- Task directions:
Do these three statements agree with the 3DStyleGLIP page? Answer yes or no for each, and quote the exact words from the page that decide it.
1. 3DStyleGLIP uses the embedding space of the GLIP model to locate the individual parts of a 3D mesh.
2. Recent text-driven stylization methods mainly apply styles to the individual components of a 3D object.
3. The CLIP-based alternating objective is a required part of the method.

- Selected excerpt:
— start —

3DStyleGLIP: Part-Tailored Text-Guided 3D Neural Stylization
SeungJeh Chung, JooHyun Park, HyeongYeop Kang
TL;DR
3DStyleGLIP enables fine-grained, text-guided stylization of 3D objects by grounding and manipulating individual mesh parts in GLIP's embedding space. It jointly learns part localization and appearance control through SVBRDF, normals, and lighting modeled by neural fields and spherical Gaussians, guided by text prompts that couple style and part phrases. The method introduces a part-level style loss in GLIP space and an optional CLIP-based alternating objective with multi-view fine-tuning, achieving high-quality, part-specific stylizations with robust performance and stability. Experimental results on diverse meshes show superior part-tailored results and user-perceived alignment to prompts compared with baselines, underscoring practical value for customizable 3D content creation.
Abstract
3D stylization, the application of specific styles to three-dimensional objects, offers substantial commercial potential by enabling the creation of uniquely styled 3D objects tailored to diverse scenes. Recent advancements in artificial intelligence and text-driven manipulation methods have made the stylization process increasingly intuitive and automated. While these methods reduce human costs by minimizing reliance on manual labor and expertise, they predominantly focus on holistic stylization, neglecting the application of desired styles to individual components of a 3D object. This limitation restricts the fine-grained controllability. To address this gap, we introduce 3DStyleGLIP, a novel framework specifically designed for text-driven, part-tailored 3D stylization. Given a 3D mesh and a text prompt, 3DStyleGLIP utilizes the vision-language embedding space of the Grounded Language-Image Pre-training (GLIP) model to localize individual parts of the 3D mesh and modify their appearance to match the styles specified in the text prompt. 3DStyleGLIP effectively integrates part localization and stylization guidance within GLIP's shared embedding space through an end-to-end process, enabled by part-level style loss and two complementary learning techniques. This neural methodology meets the user's need for fine-grained style editing and delivers high-quality part-specific stylization results, opening new possibilities for customization and flexibility in 3D content creation. Our code and results are available at https://github.com/sj978/3DStyleGLIP.

— end —

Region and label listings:
— start —

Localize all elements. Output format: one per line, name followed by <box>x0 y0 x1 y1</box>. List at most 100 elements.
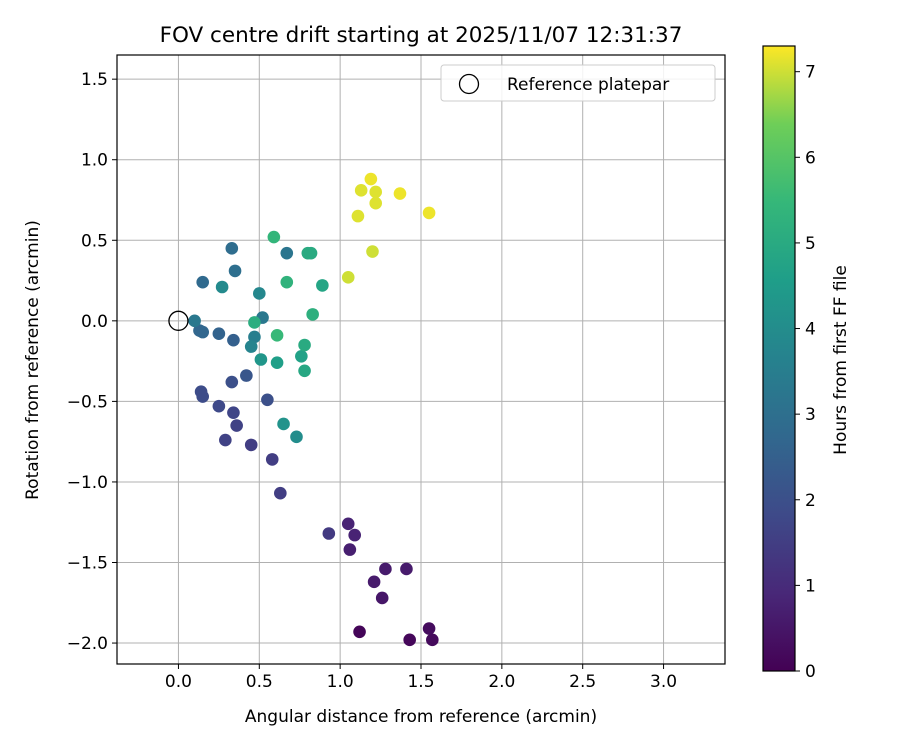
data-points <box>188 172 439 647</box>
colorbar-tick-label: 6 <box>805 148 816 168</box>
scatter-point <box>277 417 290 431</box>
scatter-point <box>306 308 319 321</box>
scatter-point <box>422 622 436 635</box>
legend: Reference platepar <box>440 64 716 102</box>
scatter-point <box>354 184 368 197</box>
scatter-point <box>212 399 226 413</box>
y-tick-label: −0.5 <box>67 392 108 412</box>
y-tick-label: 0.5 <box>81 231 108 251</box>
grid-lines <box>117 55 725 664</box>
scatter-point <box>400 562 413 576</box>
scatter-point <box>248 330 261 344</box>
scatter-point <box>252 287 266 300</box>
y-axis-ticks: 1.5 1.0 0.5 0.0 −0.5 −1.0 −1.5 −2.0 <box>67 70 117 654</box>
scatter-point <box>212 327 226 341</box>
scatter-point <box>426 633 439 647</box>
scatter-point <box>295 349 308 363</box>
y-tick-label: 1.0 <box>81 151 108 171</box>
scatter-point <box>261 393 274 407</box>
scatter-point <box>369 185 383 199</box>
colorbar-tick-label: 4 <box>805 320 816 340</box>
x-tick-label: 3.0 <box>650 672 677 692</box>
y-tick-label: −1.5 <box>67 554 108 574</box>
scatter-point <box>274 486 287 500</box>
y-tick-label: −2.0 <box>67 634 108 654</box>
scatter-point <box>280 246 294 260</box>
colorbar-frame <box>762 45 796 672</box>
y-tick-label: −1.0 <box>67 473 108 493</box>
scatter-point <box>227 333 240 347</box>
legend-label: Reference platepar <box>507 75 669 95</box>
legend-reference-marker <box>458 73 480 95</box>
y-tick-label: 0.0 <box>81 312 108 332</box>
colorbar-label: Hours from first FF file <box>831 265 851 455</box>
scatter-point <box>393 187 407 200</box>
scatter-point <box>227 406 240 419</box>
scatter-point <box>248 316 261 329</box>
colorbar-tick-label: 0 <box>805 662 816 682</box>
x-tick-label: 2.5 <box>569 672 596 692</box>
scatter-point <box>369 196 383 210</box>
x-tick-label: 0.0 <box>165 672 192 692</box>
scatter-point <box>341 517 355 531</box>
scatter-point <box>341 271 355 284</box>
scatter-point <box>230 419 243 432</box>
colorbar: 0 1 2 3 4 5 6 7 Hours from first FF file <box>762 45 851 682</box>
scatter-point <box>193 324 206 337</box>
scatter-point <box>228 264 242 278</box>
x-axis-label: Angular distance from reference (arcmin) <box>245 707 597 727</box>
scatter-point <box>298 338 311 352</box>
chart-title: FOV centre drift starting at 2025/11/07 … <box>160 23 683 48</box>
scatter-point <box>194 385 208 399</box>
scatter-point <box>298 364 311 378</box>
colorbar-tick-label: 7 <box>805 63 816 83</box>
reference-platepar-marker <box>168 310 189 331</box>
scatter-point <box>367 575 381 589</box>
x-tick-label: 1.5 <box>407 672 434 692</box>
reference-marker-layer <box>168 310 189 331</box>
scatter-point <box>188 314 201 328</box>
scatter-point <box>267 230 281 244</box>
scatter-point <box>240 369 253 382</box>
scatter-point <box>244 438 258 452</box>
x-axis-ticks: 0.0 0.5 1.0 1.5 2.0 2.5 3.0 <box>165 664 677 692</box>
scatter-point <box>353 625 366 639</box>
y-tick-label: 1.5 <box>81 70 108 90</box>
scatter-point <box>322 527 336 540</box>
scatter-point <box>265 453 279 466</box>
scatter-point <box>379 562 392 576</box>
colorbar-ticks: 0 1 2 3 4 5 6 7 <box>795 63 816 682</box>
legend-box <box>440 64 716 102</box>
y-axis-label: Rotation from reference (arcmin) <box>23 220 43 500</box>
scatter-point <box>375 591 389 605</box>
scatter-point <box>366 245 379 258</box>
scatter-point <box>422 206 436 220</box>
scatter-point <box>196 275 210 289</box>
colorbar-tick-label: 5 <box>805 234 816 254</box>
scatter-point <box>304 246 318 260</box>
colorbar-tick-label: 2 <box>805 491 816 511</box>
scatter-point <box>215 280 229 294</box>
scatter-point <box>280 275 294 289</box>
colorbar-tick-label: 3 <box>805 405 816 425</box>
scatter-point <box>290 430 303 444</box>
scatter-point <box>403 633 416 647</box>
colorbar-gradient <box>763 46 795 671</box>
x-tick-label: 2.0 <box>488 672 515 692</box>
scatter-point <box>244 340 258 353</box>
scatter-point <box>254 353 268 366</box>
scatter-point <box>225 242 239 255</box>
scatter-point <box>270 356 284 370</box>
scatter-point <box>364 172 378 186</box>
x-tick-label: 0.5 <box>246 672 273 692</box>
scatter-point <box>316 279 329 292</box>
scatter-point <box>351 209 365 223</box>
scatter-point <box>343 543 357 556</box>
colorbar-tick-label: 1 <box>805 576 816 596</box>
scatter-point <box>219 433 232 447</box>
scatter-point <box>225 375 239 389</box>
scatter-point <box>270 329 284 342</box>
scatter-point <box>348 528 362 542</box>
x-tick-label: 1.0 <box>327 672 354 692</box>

— end —

- The output:
1. Yes: "utilizes the vision-language embedding space of the Grounded Language-Image Pre-training (GLIP) model to localize individual parts of the 3D mesh"
2. No: "they predominantly focus on holistic stylization, neglecting the application of desired styles to individual components of a 3D object"
3. No: "an optional CLIP-based alternating objective with multi-view fine-tuning"